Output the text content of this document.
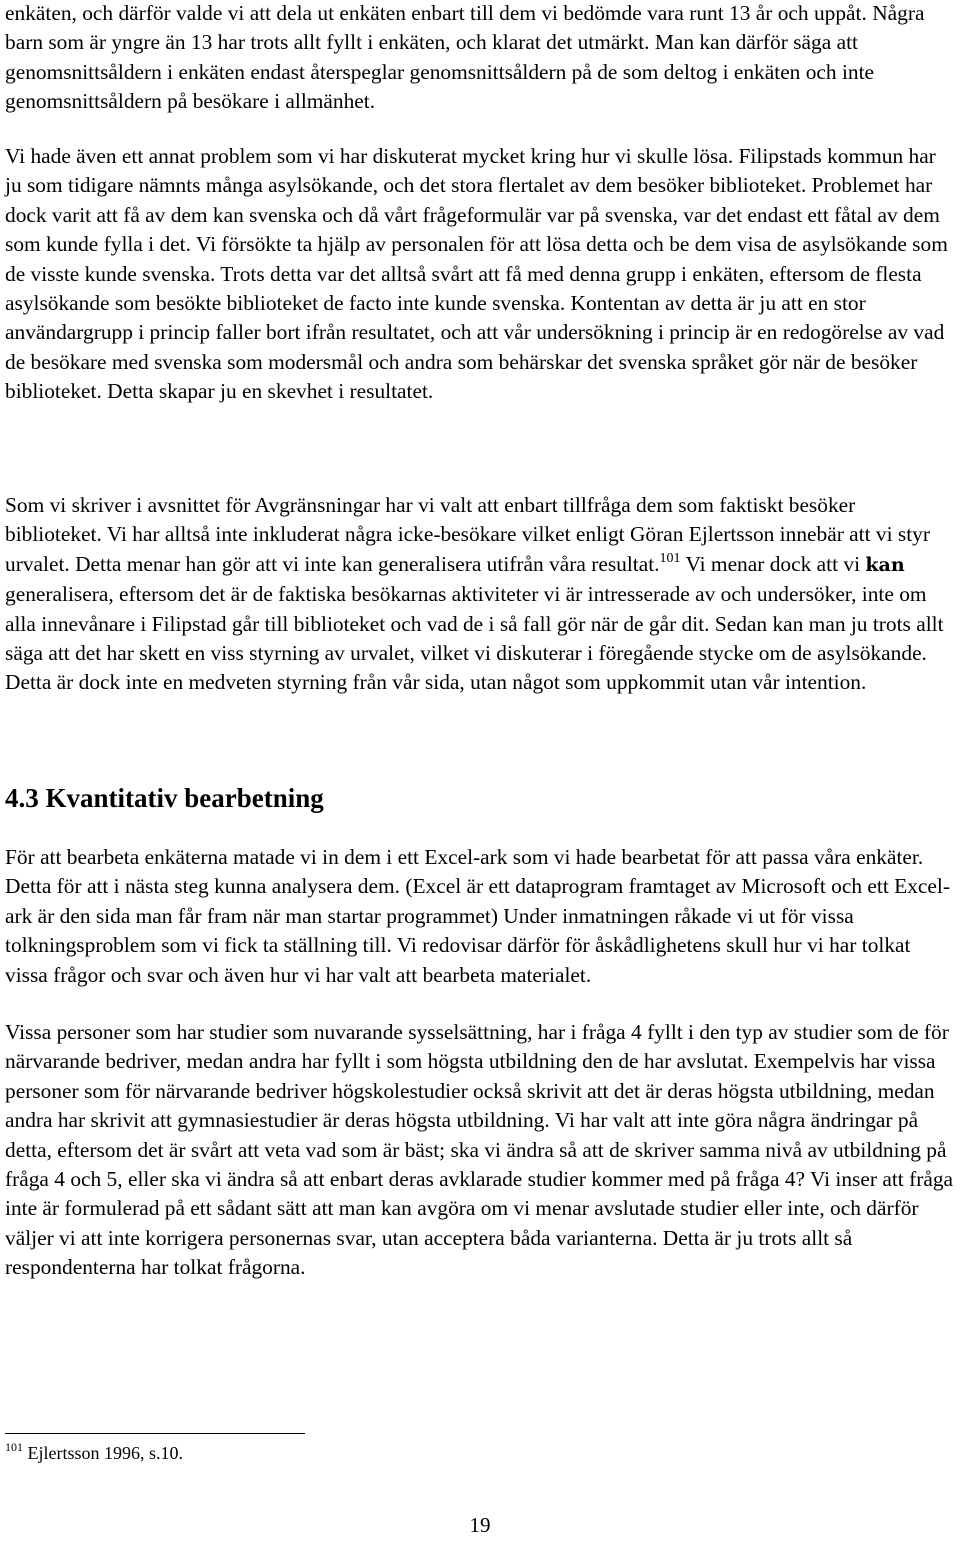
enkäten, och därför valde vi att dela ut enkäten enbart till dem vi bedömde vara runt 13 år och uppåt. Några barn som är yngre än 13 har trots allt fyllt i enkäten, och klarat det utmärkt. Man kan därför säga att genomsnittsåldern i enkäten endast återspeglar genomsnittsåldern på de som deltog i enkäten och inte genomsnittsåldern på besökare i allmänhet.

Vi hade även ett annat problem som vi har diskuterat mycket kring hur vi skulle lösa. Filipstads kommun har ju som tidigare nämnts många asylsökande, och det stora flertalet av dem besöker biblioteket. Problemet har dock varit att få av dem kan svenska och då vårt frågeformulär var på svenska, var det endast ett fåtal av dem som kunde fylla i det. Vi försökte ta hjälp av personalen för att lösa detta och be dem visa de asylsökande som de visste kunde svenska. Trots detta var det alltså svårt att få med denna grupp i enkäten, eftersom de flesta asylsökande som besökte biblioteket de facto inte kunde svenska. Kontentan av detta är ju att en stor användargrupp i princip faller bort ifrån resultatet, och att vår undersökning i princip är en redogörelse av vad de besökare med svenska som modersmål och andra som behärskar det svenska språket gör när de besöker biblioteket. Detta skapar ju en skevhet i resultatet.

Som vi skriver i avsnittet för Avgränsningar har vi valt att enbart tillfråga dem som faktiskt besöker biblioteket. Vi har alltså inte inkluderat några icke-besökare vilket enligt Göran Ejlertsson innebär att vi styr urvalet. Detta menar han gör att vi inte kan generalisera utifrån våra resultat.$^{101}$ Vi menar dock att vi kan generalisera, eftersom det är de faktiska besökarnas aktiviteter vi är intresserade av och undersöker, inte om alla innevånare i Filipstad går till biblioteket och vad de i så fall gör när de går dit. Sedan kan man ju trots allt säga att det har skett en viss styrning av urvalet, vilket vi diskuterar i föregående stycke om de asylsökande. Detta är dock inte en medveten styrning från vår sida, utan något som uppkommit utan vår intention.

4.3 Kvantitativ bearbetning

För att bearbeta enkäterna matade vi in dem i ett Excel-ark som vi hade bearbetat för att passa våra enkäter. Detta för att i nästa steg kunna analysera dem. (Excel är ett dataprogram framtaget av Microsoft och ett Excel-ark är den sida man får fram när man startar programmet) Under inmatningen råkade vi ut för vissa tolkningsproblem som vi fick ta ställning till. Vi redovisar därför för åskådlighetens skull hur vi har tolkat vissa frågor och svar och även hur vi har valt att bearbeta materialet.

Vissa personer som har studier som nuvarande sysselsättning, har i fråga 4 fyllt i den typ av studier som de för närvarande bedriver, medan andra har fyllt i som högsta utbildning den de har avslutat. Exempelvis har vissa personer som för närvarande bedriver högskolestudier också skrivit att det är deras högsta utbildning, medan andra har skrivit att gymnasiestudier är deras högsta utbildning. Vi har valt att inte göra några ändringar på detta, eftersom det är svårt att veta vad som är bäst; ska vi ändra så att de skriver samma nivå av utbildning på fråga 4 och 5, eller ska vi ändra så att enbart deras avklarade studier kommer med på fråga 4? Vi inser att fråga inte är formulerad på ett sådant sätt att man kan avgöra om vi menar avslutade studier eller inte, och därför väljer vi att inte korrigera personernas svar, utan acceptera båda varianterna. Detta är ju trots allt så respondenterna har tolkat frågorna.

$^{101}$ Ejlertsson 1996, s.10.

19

........

Repeat the records word for word, skipping pictures.

Solution to the problem —
Output the text content of this document.
enkäten, och därför valde vi att dela ut enkäten enbart till dem vi bedömde vara runt 13 år och uppåt. Några barn som är yngre än 13 har trots allt fyllt i enkäten, och klarat det utmärkt. Man kan därför säga att genomsnittsåldern i enkäten endast återspeglar genomsnittsåldern på de som deltog i enkäten och inte genomsnittsåldern på besökare i allmänhet.

Vi hade även ett annat problem som vi har diskuterat mycket kring hur vi skulle lösa. Filipstads kommun har ju som tidigare nämnts många asylsökande, och det stora flertalet av dem besöker biblioteket. Problemet har dock varit att få av dem kan svenska och då vårt frågeformulär var på svenska, var det endast ett fåtal av dem som kunde fylla i det. Vi försökte ta hjälp av personalen för att lösa detta och be dem visa de asylsökande som de visste kunde svenska. Trots detta var det alltså svårt att få med denna grupp i enkäten, eftersom de flesta asylsökande som besökte biblioteket de facto inte kunde svenska. Kontentan av detta är ju att en stor användargrupp i princip faller bort ifrån resultatet, och att vår undersökning i princip är en redogörelse av vad de besökare med svenska som modersmål och andra som behärskar det svenska språket gör när de besöker biblioteket. Detta skapar ju en skevhet i resultatet.

Som vi skriver i avsnittet för Avgränsningar har vi valt att enbart tillfråga dem som faktiskt besöker biblioteket. Vi har alltså inte inkluderat några icke-besökare vilket enligt Göran Ejlertsson innebär att vi styr urvalet. Detta menar han gör att vi inte kan generalisera utifrån våra resultat.$^{101}$ Vi menar dock att vi kan generalisera, eftersom det är de faktiska besökarnas aktiviteter vi är intresserade av och undersöker, inte om alla innevånare i Filipstad går till biblioteket och vad de i så fall gör när de går dit. Sedan kan man ju trots allt säga att det har skett en viss styrning av urvalet, vilket vi diskuterar i föregående stycke om de asylsökande. Detta är dock inte en medveten styrning från vår sida, utan något som uppkommit utan vår intention.

4.3 Kvantitativ bearbetning

För att bearbeta enkäterna matade vi in dem i ett Excel-ark som vi hade bearbetat för att passa våra enkäter. Detta för att i nästa steg kunna analysera dem. (Excel är ett dataprogram framtaget av Microsoft och ett Excel-ark är den sida man får fram när man startar programmet) Under inmatningen råkade vi ut för vissa tolkningsproblem som vi fick ta ställning till. Vi redovisar därför för åskådlighetens skull hur vi har tolkat vissa frågor och svar och även hur vi har valt att bearbeta materialet.

Vissa personer som har studier som nuvarande sysselsättning, har i fråga 4 fyllt i den typ av studier som de för närvarande bedriver, medan andra har fyllt i som högsta utbildning den de har avslutat. Exempelvis har vissa personer som för närvarande bedriver högskolestudier också skrivit att det är deras högsta utbildning, medan andra har skrivit att gymnasiestudier är deras högsta utbildning. Vi har valt att inte göra några ändringar på detta, eftersom det är svårt att veta vad som är bäst; ska vi ändra så att de skriver samma nivå av utbildning på fråga 4 och 5, eller ska vi ändra så att enbart deras avklarade studier kommer med på fråga 4? Vi inser att fråga inte är formulerad på ett sådant sätt att man kan avgöra om vi menar avslutade studier eller inte, och därför väljer vi att inte korrigera personernas svar, utan acceptera båda varianterna. Detta är ju trots allt så respondenterna har tolkat frågorna.

$^{101}$ Ejlertsson 1996, s.10.

19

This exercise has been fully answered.